Exercise objective: Search the data for the word "placeholder" and copy every line that contains it.

=== Given records ===

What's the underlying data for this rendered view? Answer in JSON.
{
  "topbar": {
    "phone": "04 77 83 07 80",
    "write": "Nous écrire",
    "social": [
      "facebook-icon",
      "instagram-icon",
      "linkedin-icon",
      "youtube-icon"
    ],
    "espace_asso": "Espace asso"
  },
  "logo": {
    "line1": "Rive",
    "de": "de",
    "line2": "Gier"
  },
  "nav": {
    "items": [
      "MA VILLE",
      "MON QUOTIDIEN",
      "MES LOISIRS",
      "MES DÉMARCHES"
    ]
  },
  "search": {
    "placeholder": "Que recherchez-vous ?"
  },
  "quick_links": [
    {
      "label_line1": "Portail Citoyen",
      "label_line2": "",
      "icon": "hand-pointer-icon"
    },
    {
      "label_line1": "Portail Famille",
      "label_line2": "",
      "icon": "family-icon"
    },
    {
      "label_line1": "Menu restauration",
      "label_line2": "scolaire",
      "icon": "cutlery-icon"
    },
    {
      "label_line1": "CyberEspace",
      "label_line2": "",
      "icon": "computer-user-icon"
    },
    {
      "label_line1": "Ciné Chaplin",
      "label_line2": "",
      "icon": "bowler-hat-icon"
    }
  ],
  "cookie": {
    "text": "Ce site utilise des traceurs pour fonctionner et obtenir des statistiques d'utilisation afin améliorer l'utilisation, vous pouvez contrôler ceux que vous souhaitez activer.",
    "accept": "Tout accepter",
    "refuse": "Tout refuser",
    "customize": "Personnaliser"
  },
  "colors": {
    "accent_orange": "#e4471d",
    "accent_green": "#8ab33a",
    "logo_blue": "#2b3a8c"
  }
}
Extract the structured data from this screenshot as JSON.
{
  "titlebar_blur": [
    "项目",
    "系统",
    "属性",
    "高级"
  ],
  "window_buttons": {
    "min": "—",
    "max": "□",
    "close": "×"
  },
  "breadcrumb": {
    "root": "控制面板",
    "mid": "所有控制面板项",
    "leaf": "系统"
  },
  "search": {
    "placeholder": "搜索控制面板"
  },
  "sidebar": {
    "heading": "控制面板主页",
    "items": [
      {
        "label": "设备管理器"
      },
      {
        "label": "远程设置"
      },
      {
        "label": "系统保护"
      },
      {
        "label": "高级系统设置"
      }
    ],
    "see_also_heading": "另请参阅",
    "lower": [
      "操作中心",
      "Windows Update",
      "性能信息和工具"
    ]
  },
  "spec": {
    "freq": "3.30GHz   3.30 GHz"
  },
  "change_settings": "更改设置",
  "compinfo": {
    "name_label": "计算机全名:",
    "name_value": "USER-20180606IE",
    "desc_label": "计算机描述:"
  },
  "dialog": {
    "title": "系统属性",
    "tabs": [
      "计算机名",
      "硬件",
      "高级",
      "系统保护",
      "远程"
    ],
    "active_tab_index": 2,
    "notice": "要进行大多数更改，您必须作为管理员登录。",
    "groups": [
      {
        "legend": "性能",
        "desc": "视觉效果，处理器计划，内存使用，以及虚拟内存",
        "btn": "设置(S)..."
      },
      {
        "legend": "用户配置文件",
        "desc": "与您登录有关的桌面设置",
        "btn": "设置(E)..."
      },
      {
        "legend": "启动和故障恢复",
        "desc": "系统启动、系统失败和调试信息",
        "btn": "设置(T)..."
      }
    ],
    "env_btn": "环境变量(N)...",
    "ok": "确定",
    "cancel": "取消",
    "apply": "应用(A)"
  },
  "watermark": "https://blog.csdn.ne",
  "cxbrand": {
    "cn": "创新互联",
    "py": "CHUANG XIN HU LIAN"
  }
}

===

The answer:
    "placeholder": "Que recherchez-vous ?"
    "placeholder": "搜索控制面板"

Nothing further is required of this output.